━━━ MATERIAL ━━━

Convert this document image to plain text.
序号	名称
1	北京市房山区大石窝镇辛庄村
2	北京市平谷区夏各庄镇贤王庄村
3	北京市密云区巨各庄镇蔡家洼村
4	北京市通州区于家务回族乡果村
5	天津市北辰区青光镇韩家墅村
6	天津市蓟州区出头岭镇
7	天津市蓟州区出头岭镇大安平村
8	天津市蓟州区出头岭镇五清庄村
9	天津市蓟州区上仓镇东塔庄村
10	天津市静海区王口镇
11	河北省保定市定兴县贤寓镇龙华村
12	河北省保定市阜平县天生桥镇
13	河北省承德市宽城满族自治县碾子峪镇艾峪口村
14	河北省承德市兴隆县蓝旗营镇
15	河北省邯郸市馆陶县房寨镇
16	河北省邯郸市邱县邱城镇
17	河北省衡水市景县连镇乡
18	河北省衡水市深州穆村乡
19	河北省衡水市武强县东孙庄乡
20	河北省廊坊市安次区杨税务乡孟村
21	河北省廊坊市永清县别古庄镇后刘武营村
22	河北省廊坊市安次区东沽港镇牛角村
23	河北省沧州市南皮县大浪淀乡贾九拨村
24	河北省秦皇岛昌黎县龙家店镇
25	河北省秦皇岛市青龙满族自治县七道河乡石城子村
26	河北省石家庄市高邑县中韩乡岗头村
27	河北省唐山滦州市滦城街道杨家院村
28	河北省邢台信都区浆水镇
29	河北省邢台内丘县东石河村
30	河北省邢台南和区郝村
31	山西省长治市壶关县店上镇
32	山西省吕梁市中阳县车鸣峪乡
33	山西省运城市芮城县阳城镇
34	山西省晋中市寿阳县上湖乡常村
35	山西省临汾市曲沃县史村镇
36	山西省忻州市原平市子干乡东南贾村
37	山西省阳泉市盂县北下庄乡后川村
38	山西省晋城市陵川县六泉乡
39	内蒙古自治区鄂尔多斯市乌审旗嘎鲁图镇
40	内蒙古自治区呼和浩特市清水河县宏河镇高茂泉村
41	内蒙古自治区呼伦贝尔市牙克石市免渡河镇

━━━

> [TASK INSTRUCTIONS]:
Repeat each entry word for word.

> [TASK OUTPUT]:
Convert this document image to plain text.
序号	名称
1	北京市房山区大石窝镇辛庄村
2	北京市平谷区夏各庄镇贤王庄村
3	北京市密云区巨各庄镇蔡家洼村
4	北京市通州区于家务回族乡果村
5	天津市北辰区青光镇韩家墅村
6	天津市蓟州区出头岭镇
7	天津市蓟州区出头岭镇大安平村
8	天津市蓟州区出头岭镇五清庄村
9	天津市蓟州区上仓镇东塔庄村
10	天津市静海区王口镇
11	河北省保定市定兴县贤寓镇龙华村
12	河北省保定市阜平县天生桥镇
13	河北省承德市宽城满族自治县碾子峪镇艾峪口村
14	河北省承德市兴隆县蓝旗营镇
15	河北省邯郸市馆陶县房寨镇
16	河北省邯郸市邱县邱城镇
17	河北省衡水市景县连镇乡
18	河北省衡水市深州穆村乡
19	河北省衡水市武强县东孙庄乡
20	河北省廊坊市安次区杨税务乡孟村
21	河北省廊坊市永清县别古庄镇后刘武营村
22	河北省廊坊市安次区东沽港镇牛角村
23	河北省沧州市南皮县大浪淀乡贾九拨村
24	河北省秦皇岛昌黎县龙家店镇
25	河北省秦皇岛市青龙满族自治县七道河乡石城子村
26	河北省石家庄市高邑县中韩乡岗头村
27	河北省唐山滦州市滦城街道杨家院村
28	河北省邢台信都区浆水镇
29	河北省邢台内丘县东石河村
30	河北省邢台南和区郝村
31	山西省长治市壶关县店上镇
32	山西省吕梁市中阳县车鸣峪乡
33	山西省运城市芮城县阳城镇
34	山西省晋中市寿阳县上湖乡常村
35	山西省临汾市曲沃县史村镇
36	山西省忻州市原平市子干乡东南贾村
37	山西省阳泉市盂县北下庄乡后川村
38	山西省晋城市陵川县六泉乡
39	内蒙古自治区鄂尔多斯市乌审旗嘎鲁图镇
40	内蒙古自治区呼和浩特市清水河县宏河镇高茂泉村
41	内蒙古自治区呼伦贝尔市牙克石市免渡河镇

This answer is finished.